What is required: Locate each line below that includes "down" and reproduce it.

Records for this exercise:
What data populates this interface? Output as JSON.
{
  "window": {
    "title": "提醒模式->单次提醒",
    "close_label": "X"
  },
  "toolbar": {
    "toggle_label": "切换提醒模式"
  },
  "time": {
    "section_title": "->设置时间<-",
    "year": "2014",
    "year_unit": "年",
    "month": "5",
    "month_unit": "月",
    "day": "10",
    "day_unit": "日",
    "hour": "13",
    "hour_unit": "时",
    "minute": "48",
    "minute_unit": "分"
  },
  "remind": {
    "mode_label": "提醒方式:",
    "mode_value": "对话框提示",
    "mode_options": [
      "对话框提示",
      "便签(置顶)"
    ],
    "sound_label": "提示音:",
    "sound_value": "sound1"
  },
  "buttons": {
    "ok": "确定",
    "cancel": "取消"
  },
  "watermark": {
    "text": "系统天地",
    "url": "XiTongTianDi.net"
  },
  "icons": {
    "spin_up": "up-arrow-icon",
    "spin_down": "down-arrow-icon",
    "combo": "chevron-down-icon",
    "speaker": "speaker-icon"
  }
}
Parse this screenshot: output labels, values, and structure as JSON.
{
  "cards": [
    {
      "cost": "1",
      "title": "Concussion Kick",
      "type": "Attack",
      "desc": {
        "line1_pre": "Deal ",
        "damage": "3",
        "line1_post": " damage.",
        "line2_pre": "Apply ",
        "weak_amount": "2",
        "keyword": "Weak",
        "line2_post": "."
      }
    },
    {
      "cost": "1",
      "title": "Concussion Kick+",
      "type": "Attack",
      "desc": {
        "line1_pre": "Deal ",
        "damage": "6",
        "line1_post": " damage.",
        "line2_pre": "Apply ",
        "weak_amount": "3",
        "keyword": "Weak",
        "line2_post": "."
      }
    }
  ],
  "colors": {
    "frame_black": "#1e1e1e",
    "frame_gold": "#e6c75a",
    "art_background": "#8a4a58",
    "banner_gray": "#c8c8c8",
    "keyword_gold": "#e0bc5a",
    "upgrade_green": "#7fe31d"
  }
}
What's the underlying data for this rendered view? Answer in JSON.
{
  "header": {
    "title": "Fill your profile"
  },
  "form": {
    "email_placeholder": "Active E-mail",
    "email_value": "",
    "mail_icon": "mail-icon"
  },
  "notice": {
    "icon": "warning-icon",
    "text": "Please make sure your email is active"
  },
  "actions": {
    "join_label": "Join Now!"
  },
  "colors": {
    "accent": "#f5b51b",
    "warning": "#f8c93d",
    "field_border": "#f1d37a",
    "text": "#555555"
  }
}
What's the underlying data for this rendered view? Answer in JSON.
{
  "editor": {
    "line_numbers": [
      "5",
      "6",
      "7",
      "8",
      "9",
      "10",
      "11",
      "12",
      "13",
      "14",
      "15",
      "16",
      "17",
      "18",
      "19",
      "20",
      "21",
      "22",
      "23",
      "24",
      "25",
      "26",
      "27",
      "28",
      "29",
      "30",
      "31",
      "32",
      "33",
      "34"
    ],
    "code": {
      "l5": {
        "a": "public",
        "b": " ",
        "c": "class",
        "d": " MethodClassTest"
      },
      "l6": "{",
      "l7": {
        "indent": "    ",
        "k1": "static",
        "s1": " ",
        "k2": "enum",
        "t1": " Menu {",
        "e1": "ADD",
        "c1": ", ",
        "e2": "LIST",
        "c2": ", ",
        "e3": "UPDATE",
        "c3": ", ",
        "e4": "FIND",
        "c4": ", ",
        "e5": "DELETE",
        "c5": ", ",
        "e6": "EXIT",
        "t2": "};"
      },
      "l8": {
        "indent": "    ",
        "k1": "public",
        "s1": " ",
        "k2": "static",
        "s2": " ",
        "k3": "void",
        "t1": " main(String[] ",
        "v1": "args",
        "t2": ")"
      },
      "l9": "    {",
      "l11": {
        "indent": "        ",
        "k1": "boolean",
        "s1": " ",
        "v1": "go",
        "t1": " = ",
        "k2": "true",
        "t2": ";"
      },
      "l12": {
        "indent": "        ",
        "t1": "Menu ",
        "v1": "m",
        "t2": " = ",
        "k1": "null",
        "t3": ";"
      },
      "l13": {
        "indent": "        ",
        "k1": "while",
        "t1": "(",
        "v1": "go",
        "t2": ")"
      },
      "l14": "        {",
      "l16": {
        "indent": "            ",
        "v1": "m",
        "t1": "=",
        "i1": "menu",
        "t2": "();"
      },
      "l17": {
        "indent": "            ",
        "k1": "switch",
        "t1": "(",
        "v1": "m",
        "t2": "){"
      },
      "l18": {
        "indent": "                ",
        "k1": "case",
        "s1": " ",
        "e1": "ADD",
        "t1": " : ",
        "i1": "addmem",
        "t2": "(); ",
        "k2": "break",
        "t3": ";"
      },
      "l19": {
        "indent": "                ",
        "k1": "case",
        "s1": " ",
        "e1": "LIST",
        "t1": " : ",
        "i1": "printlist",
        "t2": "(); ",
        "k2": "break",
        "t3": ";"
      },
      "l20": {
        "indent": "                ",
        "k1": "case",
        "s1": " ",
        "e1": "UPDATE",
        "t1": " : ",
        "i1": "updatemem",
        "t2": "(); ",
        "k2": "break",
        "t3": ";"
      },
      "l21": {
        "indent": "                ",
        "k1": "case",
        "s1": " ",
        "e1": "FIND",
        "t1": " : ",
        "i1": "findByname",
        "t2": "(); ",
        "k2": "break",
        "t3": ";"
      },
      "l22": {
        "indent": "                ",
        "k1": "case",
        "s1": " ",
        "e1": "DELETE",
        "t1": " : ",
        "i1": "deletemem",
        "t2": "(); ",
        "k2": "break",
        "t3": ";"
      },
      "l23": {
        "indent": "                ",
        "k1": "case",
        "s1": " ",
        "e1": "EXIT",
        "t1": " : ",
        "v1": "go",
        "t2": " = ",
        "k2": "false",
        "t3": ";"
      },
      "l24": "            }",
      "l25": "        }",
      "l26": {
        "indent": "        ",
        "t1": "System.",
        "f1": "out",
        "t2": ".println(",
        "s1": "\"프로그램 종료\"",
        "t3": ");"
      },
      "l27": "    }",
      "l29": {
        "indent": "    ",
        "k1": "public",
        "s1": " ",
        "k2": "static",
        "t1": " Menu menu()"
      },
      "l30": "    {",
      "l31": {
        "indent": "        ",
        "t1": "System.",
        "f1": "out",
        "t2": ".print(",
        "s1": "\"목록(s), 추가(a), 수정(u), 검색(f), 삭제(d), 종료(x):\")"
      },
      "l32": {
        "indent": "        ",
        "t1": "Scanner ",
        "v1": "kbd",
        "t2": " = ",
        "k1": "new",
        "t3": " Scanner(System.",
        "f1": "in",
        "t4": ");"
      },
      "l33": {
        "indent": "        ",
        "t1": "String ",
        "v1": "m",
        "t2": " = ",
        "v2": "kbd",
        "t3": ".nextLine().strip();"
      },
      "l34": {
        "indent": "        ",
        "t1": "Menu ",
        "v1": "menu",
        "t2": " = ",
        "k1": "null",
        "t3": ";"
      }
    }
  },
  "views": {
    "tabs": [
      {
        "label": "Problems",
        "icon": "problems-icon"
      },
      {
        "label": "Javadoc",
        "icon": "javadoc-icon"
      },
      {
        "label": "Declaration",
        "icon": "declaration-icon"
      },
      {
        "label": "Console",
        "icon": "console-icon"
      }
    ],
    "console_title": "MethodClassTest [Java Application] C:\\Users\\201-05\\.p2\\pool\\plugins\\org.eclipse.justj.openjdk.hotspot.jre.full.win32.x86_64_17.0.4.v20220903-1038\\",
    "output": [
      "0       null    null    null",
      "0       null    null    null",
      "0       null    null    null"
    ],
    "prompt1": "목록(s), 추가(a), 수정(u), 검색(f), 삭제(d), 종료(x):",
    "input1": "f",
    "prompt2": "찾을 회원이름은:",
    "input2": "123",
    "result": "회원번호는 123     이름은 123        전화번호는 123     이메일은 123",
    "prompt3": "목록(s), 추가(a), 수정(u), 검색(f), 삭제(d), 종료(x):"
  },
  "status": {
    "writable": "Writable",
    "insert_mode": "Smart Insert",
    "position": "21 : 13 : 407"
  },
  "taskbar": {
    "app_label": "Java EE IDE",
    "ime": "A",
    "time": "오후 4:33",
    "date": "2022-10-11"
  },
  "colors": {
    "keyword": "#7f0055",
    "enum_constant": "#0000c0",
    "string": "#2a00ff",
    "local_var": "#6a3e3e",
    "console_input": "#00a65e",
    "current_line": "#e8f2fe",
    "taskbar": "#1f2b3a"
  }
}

Answer to the task:
    "spin_down": "down-arrow-icon",
    "combo": "chevron-down-icon",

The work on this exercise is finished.